--- Extracted records ---
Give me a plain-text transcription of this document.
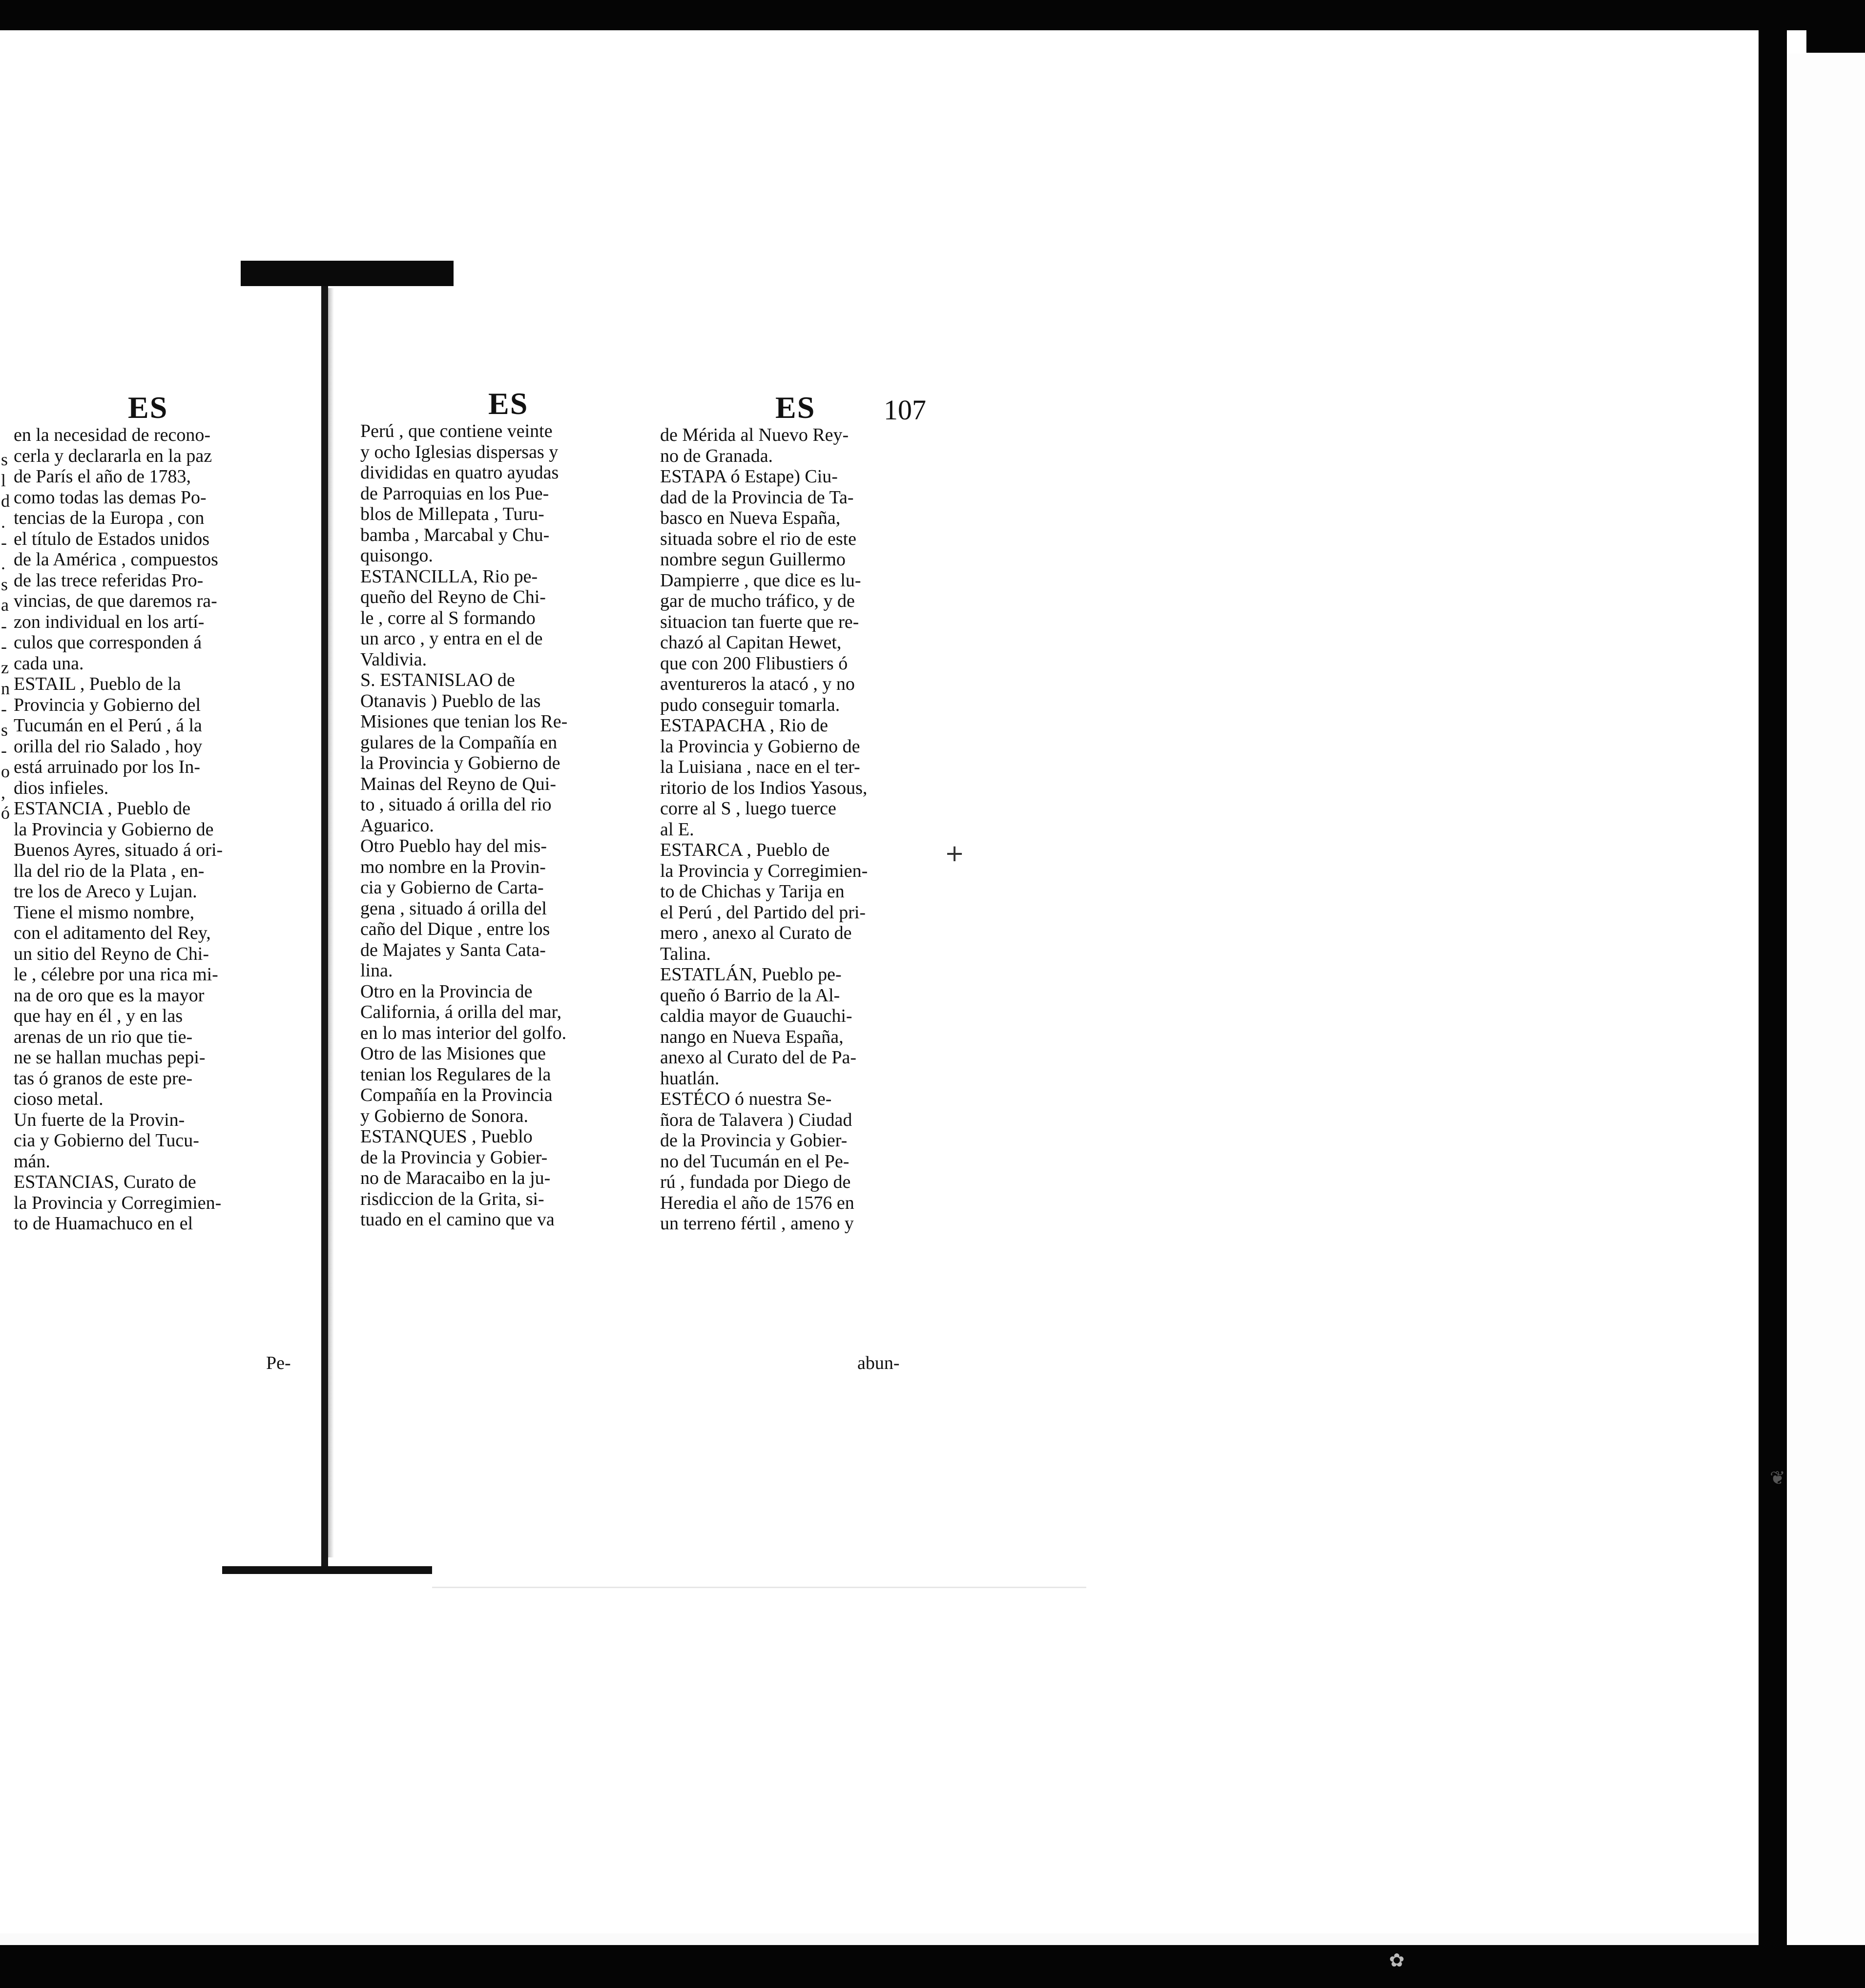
s
l
d
.
-
.
s
a
-
-
z
n
-
s
-
o
,
ó
ES	ES	ES 107

en la necesidad de recono-

cerla y declararla en la paz

de París el año de 1783,

como todas las demas Po-

tencias de la Europa , con

el título de Estados unidos

de la América , compuestos

de las trece referidas Pro-

vincias, de que daremos ra-

zon individual en los artí-

culos que corresponden á

cada una.

ESTAIL , Pueblo de la

Provincia y Gobierno del

Tucumán en el Perú , á la

orilla del rio Salado , hoy

está arruinado por los In-

dios infieles.

ESTANCIA , Pueblo de

la Provincia y Gobierno de

Buenos Ayres, situado á ori-

lla del rio de la Plata , en-

tre los de Areco y Lujan.

Tiene el mismo nombre,

con el aditamento del Rey,

un sitio del Reyno de Chi-

le , célebre por una rica mi-

na de oro que es la mayor

que hay en él , y en las

arenas de un rio que tie-

ne se hallan muchas pepi-

tas ó granos de este pre-

cioso metal.

Un fuerte de la Provin-

cia y Gobierno del Tucu-

mán.

ESTANCIAS, Curato de

la Provincia y Corregimien-

to de Huamachuco en el

Pe-

Perú , que contiene veinte

y ocho Iglesias dispersas y

divididas en quatro ayudas

de Parroquias en los Pue-

blos de Millepata , Turu-

bamba , Marcabal y Chu-

quisongo.

ESTANCILLA, Rio pe-

queño del Reyno de Chi-

le , corre al S formando

un arco , y entra en el de

Valdivia.

S. ESTANISLAO de

Otanavis ) Pueblo de las

Misiones que tenian los Re-

gulares de la Compañía en

la Provincia y Gobierno de

Mainas del Reyno de Qui-

to , situado á orilla del rio

Aguarico.

Otro Pueblo hay del mis-

mo nombre en la Provin-

cia y Gobierno de Carta-

gena , situado á orilla del

caño del Dique , entre los

de Majates y Santa Cata-

lina.

Otro en la Provincia de

California, á orilla del mar,

en lo mas interior del golfo.

Otro de las Misiones que

tenian los Regulares de la

Compañía en la Provincia

y Gobierno de Sonora.

ESTANQUES , Pueblo

de la Provincia y Gobier-

no de Maracaibo en la ju-

risdiccion de la Grita, si-

tuado en el camino que va

de Mérida al Nuevo Rey-

no de Granada.

ESTAPA ó Estape) Ciu-

dad de la Provincia de Ta-

basco en Nueva España,

situada sobre el rio de este

nombre segun Guillermo

Dampierre , que dice es lu-

gar de mucho tráfico, y de

situacion tan fuerte que re-

chazó al Capitan Hewet,

que con 200 Flibustiers ó

aventureros la atacó , y no

pudo conseguir tomarla.

ESTAPACHA , Rio de

la Provincia y Gobierno de

la Luisiana , nace en el ter-

ritorio de los Indios Yasous,

corre al S , luego tuerce

al E.

ESTARCA , Pueblo de

la Provincia y Corregimien-

to de Chichas y Tarija en

el Perú , del Partido del pri-

mero , anexo al Curato de

Talina.

ESTATLÁN, Pueblo pe-

queño ó Barrio de la Al-

caldia mayor de Guauchi-

nango en Nueva España,

anexo al Curato del de Pa-

huatlán.

ESTÉCO ó nuestra Se-

ñora de Talavera ) Ciudad

de la Provincia y Gobier-

no del Tucumán en el Pe-

rú , fundada por Diego de

Heredia el año de 1576 en

un terreno fértil , ameno y

abun-
+
❦
✿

--- Short exercise ---
Leaving aside the images, write out the entries above word for word.

--- Correct answer ---
Give me a plain-text transcription of this document.
s
l
d
.
-
.
s
a
-
-
z
n
-
s
-
o
,
ó
ES	ES	ES 107

en la necesidad de recono-

cerla y declararla en la paz

de París el año de 1783,

como todas las demas Po-

tencias de la Europa , con

el título de Estados unidos

de la América , compuestos

de las trece referidas Pro-

vincias, de que daremos ra-

zon individual en los artí-

culos que corresponden á

cada una.

ESTAIL , Pueblo de la

Provincia y Gobierno del

Tucumán en el Perú , á la

orilla del rio Salado , hoy

está arruinado por los In-

dios infieles.

ESTANCIA , Pueblo de

la Provincia y Gobierno de

Buenos Ayres, situado á ori-

lla del rio de la Plata , en-

tre los de Areco y Lujan.

Tiene el mismo nombre,

con el aditamento del Rey,

un sitio del Reyno de Chi-

le , célebre por una rica mi-

na de oro que es la mayor

que hay en él , y en las

arenas de un rio que tie-

ne se hallan muchas pepi-

tas ó granos de este pre-

cioso metal.

Un fuerte de la Provin-

cia y Gobierno del Tucu-

mán.

ESTANCIAS, Curato de

la Provincia y Corregimien-

to de Huamachuco en el

Pe-

Perú , que contiene veinte

y ocho Iglesias dispersas y

divididas en quatro ayudas

de Parroquias en los Pue-

blos de Millepata , Turu-

bamba , Marcabal y Chu-

quisongo.

ESTANCILLA, Rio pe-

queño del Reyno de Chi-

le , corre al S formando

un arco , y entra en el de

Valdivia.

S. ESTANISLAO de

Otanavis ) Pueblo de las

Misiones que tenian los Re-

gulares de la Compañía en

la Provincia y Gobierno de

Mainas del Reyno de Qui-

to , situado á orilla del rio

Aguarico.

Otro Pueblo hay del mis-

mo nombre en la Provin-

cia y Gobierno de Carta-

gena , situado á orilla del

caño del Dique , entre los

de Majates y Santa Cata-

lina.

Otro en la Provincia de

California, á orilla del mar,

en lo mas interior del golfo.

Otro de las Misiones que

tenian los Regulares de la

Compañía en la Provincia

y Gobierno de Sonora.

ESTANQUES , Pueblo

de la Provincia y Gobier-

no de Maracaibo en la ju-

risdiccion de la Grita, si-

tuado en el camino que va

de Mérida al Nuevo Rey-

no de Granada.

ESTAPA ó Estape) Ciu-

dad de la Provincia de Ta-

basco en Nueva España,

situada sobre el rio de este

nombre segun Guillermo

Dampierre , que dice es lu-

gar de mucho tráfico, y de

situacion tan fuerte que re-

chazó al Capitan Hewet,

que con 200 Flibustiers ó

aventureros la atacó , y no

pudo conseguir tomarla.

ESTAPACHA , Rio de

la Provincia y Gobierno de

la Luisiana , nace en el ter-

ritorio de los Indios Yasous,

corre al S , luego tuerce

al E.

ESTARCA , Pueblo de

la Provincia y Corregimien-

to de Chichas y Tarija en

el Perú , del Partido del pri-

mero , anexo al Curato de

Talina.

ESTATLÁN, Pueblo pe-

queño ó Barrio de la Al-

caldia mayor de Guauchi-

nango en Nueva España,

anexo al Curato del de Pa-

huatlán.

ESTÉCO ó nuestra Se-

ñora de Talavera ) Ciudad

de la Provincia y Gobier-

no del Tucumán en el Pe-

rú , fundada por Diego de

Heredia el año de 1576 en

un terreno fértil , ameno y

abun-
+
❦
✿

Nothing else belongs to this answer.